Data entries
------------------------------------
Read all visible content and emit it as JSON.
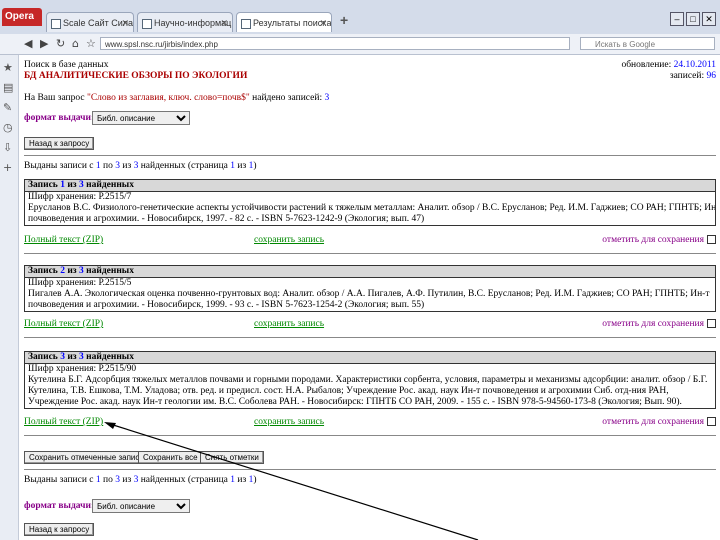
{
  "browser": {
    "logo": "Opera",
    "tabs": [
      {
        "label": "Scale Сайт Сила Ес Тон",
        "active": false
      },
      {
        "label": "Научно-информационный ресурс",
        "active": false
      },
      {
        "label": "Результаты поиска",
        "active": true
      }
    ],
    "new_tab": "+",
    "url": "www.spsl.nsc.ru/jirbis/index.php",
    "search_placeholder": "Искать в Google"
  },
  "page": {
    "search_title": "Поиск в базе данных",
    "db_title": "БД АНАЛИТИЧЕСКИЕ ОБЗОРЫ ПО ЭКОЛОГИИ",
    "update_label": "обновление:",
    "update_date": "24.10.2011",
    "records_label": "записей:",
    "records_count": "96",
    "query_prefix": "На Ваш запрос",
    "query_text": "\"Слово из заглавия, ключ. слово=почв$\"",
    "query_suffix": "найдено записей:",
    "found_count": "3",
    "format_label": "формат выдачи:",
    "format_value": "Библ. описание",
    "back_button": "Назад к запросу",
    "shown_prefix": "Выданы записи с",
    "shown_from": "1",
    "shown_to_word": "по",
    "shown_to": "3",
    "shown_of_word": "из",
    "shown_total": "3",
    "shown_found_word": "найденных (страница",
    "shown_page": "1",
    "shown_page_of": "из",
    "shown_pages": "1",
    "shown_close": ")"
  },
  "records": [
    {
      "header_prefix": "Запись",
      "num": "1",
      "of_word": "из",
      "total": "3",
      "found_word": "найденных",
      "lines": [
        "Шифр хранения: Р.2515/7",
        "Ерусланов В.С. Физиолого-генетические аспекты устойчивости растений к тяжелым металлам: Аналит. обзор / В.С. Ерусланов; Ред. И.М. Гаджиев; СО РАН; ГПНТБ; Ин-т",
        "почвоведения и агрохимии. - Новосибирск, 1997. - 82 с. - ISBN 5-7623-1242-9 (Экология; вып. 47)"
      ],
      "full_text": "Полный текст (ZIP)",
      "save": "сохранить запись",
      "mark": "отметить для сохранения"
    },
    {
      "header_prefix": "Запись",
      "num": "2",
      "of_word": "из",
      "total": "3",
      "found_word": "найденных",
      "lines": [
        "Шифр хранения: Р.2515/5",
        "Пигалев А.А. Экологическая оценка почвенно-грунтовых вод: Аналит. обзор / А.А. Пигалев, А.Ф. Путилин, В.С. Ерусланов; Ред. И.М. Гаджиев; СО РАН; ГПНТБ; Ин-т",
        "почвоведения и агрохимии. - Новосибирск, 1999. - 93 с. - ISBN 5-7623-1254-2 (Экология; вып. 55)"
      ],
      "full_text": "Полный текст (ZIP)",
      "save": "сохранить запись",
      "mark": "отметить для сохранения"
    },
    {
      "header_prefix": "Запись",
      "num": "3",
      "of_word": "из",
      "total": "3",
      "found_word": "найденных",
      "lines": [
        "Шифр хранения: Р.2515/90",
        "Кутелина Б.Г. Адсорбция тяжелых металлов почвами и горными породами. Характеристики сорбента, условия, параметры и механизмы адсорбции: аналит. обзор / Б.Г.",
        "Кутелина, Т.В. Ешкова, Т.М. Уладова; отв. ред. и предисл. сост. Н.А. Рыбалов; Учреждение Рос. акад. наук Ин-т почвоведения и агрохимии Сиб. отд-ния РАН,",
        "Учреждение Рос. акад. наук Ин-т геологии им. В.С. Соболева РАН. - Новосибирск: ГПНТБ СО РАН, 2009. - 155 с. - ISBN 978-5-94560-173-8 (Экология; Вып. 90)."
      ],
      "full_text": "Полный текст (ZIP)",
      "save": "сохранить запись",
      "mark": "отметить для сохранения"
    }
  ],
  "actions": {
    "save_marked": "Сохранить отмеченные записи",
    "save_all": "Сохранить все",
    "unmark": "Снять отметки"
  },
  "colors": {
    "link_green": "#008800",
    "link_blue": "#0000ff",
    "title_red": "#aa0000",
    "mark_purple": "#880088"
  }
}
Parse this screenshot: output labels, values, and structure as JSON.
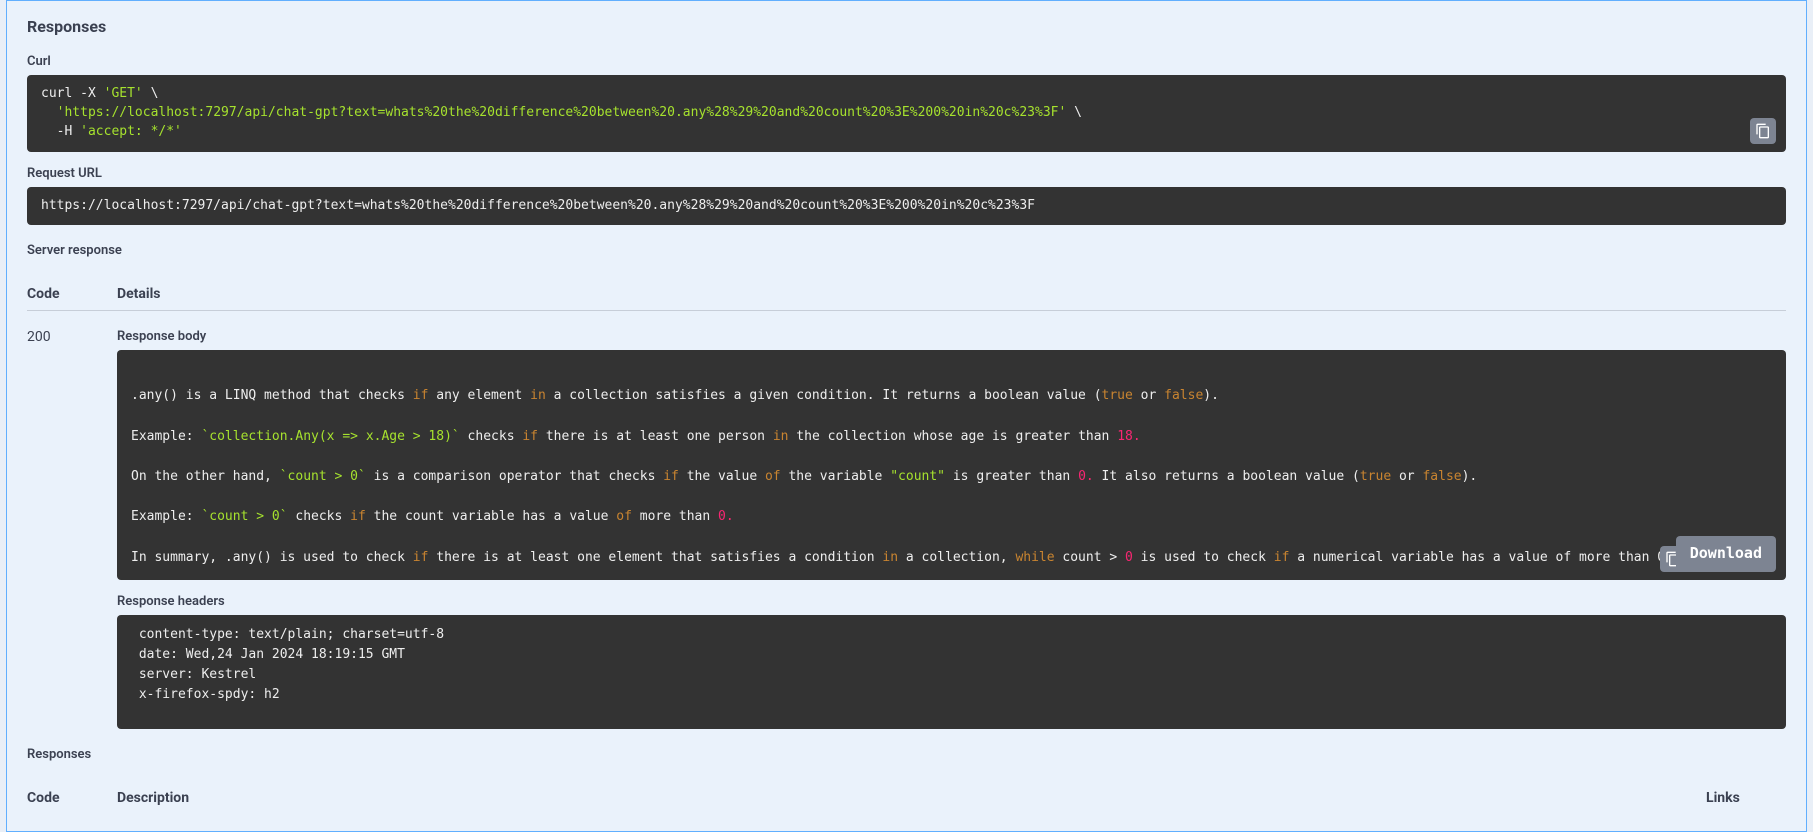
{
  "section": {
    "responses_title": "Responses",
    "curl_label": "Curl",
    "request_url_label": "Request URL",
    "server_response_label": "Server response",
    "codes_header_code": "Code",
    "codes_header_details": "Details",
    "responses_label_bottom": "Responses",
    "bottom_code": "Code",
    "bottom_description": "Description",
    "bottom_links": "Links"
  },
  "curl": {
    "prefix": "curl -X ",
    "method": "'GET'",
    "slash1": " \\",
    "url": "'https://localhost:7297/api/chat-gpt?text=whats%20the%20difference%20between%20.any%28%29%20and%20count%20%3E%200%20in%20c%23%3F'",
    "slash2": " \\",
    "header_flag": "-H ",
    "header_val": "'accept: */*'"
  },
  "request_url": "https://localhost:7297/api/chat-gpt?text=whats%20the%20difference%20between%20.any%28%29%20and%20count%20%3E%200%20in%20c%23%3F",
  "response": {
    "status_code": "200",
    "body_label": "Response body",
    "headers_label": "Response headers",
    "download_label": "Download",
    "body_tokens": {
      "l1a": ".any() is a LINQ method that checks ",
      "l1_if": "if",
      "l1b": " any element ",
      "l1_in": "in",
      "l1c": " a collection satisfies a given condition. It returns a boolean value (",
      "l1_true": "true",
      "l1d": " or ",
      "l1_false": "false",
      "l1e": ").",
      "l2a": "Example: ",
      "l2_code": "`collection.Any(x => x.Age > 18)`",
      "l2b": " checks ",
      "l2_if": "if",
      "l2c": " there is at least one person ",
      "l2_in": "in",
      "l2d": " the collection whose age is greater than ",
      "l2_num": "18.",
      "l3a": "On the other hand, ",
      "l3_code": "`count > 0`",
      "l3b": " is a comparison operator that checks ",
      "l3_if": "if",
      "l3c": " the value ",
      "l3_of": "of",
      "l3d": " the variable ",
      "l3_strlit": "\"count\"",
      "l3e": " is greater than ",
      "l3_num": "0.",
      "l3f": " It also returns a boolean value (",
      "l3_true": "true",
      "l3g": " or ",
      "l3_false": "false",
      "l3h": ").",
      "l4a": "Example: ",
      "l4_code": "`count > 0`",
      "l4b": " checks ",
      "l4_if": "if",
      "l4c": " the count variable has a value ",
      "l4_of": "of",
      "l4d": " more than ",
      "l4_num": "0.",
      "l5a": "In summary, .any() is used to check ",
      "l5_if": "if",
      "l5b": " there is at least one element that satisfies a condition ",
      "l5_in": "in",
      "l5c": " a collection, ",
      "l5_while": "while",
      "l5d": " count > ",
      "l5_num": "0",
      "l5e": " is used to check ",
      "l5_if2": "if",
      "l5f": " a numerical variable has a value of more than 0."
    },
    "headers_text": " content-type: text/plain; charset=utf-8 \n date: Wed,24 Jan 2024 18:19:15 GMT \n server: Kestrel \n x-firefox-spdy: h2 "
  }
}
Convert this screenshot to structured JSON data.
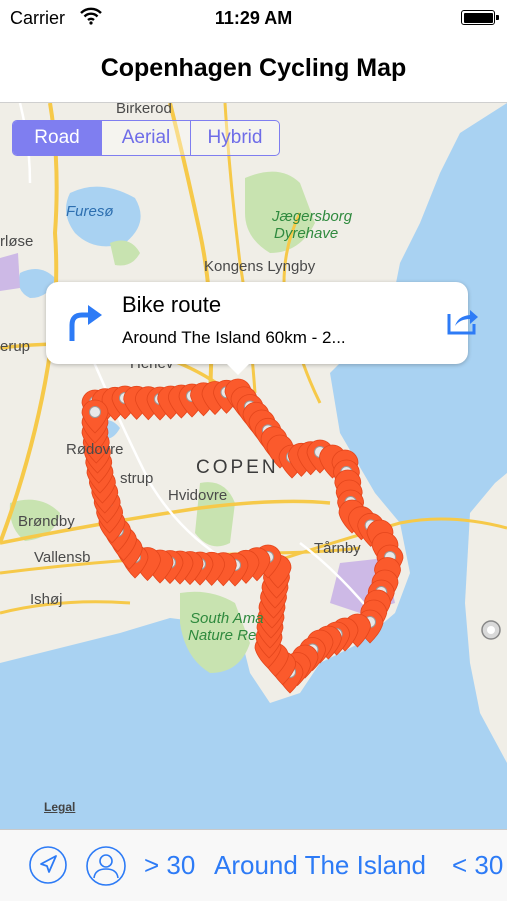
{
  "status_bar": {
    "carrier": "Carrier",
    "time": "11:29 AM"
  },
  "nav": {
    "title": "Copenhagen Cycling Map"
  },
  "map_type": {
    "options": [
      "Road",
      "Aerial",
      "Hybrid"
    ],
    "selected": "Road"
  },
  "map_labels": {
    "birkerod": "Birkerod",
    "fureso": "Furesø",
    "jaegersborg": "Jægersborg",
    "dyrehave": "Dyrehave",
    "kongens_lyngby": "Kongens Lyngby",
    "erlose": "rløse",
    "erup": "erup",
    "herlev": "Herlev",
    "rodovre": "Rødovre",
    "copenhagen": "COPEN",
    "strup": "strup",
    "hvidovre": "Hvidovre",
    "brondby": "Brøndby",
    "vallensbaek": "Vallensb",
    "ishoj": "Ishøj",
    "tarnby": "Tårnby",
    "south_amager_1": "South Ama",
    "south_amager_2": "Nature Re",
    "legal": "Legal"
  },
  "callout": {
    "title": "Bike route",
    "subtitle": "Around The Island 60km - 2..."
  },
  "toolbar": {
    "filter_over": "> 30",
    "route_name": "Around The Island",
    "filter_under": "< 30"
  },
  "colors": {
    "pin": "#fb5a2c",
    "accent": "#2d7bf6",
    "segment": "#7f7ef0",
    "water": "#a9d2f2",
    "land": "#f0eee7",
    "park": "#c8e3b0"
  }
}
------------------------------------
> [Set exercise]:
Exactly the lines from the line containing "Convert this screenshot" through the last line of the entries above are to be quoted, both included, and nothing else. Pictures are left out.

> [Reply]:
Convert this screenshot to structured JSON data.
{
  "status_bar": {
    "carrier": "Carrier",
    "time": "11:29 AM"
  },
  "nav": {
    "title": "Copenhagen Cycling Map"
  },
  "map_type": {
    "options": [
      "Road",
      "Aerial",
      "Hybrid"
    ],
    "selected": "Road"
  },
  "map_labels": {
    "birkerod": "Birkerod",
    "fureso": "Furesø",
    "jaegersborg": "Jægersborg",
    "dyrehave": "Dyrehave",
    "kongens_lyngby": "Kongens Lyngby",
    "erlose": "rløse",
    "erup": "erup",
    "herlev": "Herlev",
    "rodovre": "Rødovre",
    "copenhagen": "COPEN",
    "strup": "strup",
    "hvidovre": "Hvidovre",
    "brondby": "Brøndby",
    "vallensbaek": "Vallensb",
    "ishoj": "Ishøj",
    "tarnby": "Tårnby",
    "south_amager_1": "South Ama",
    "south_amager_2": "Nature Re",
    "legal": "Legal"
  },
  "callout": {
    "title": "Bike route",
    "subtitle": "Around The Island 60km - 2..."
  },
  "toolbar": {
    "filter_over": "> 30",
    "route_name": "Around The Island",
    "filter_under": "< 30"
  },
  "colors": {
    "pin": "#fb5a2c",
    "accent": "#2d7bf6",
    "segment": "#7f7ef0",
    "water": "#a9d2f2",
    "land": "#f0eee7",
    "park": "#c8e3b0"
  }
}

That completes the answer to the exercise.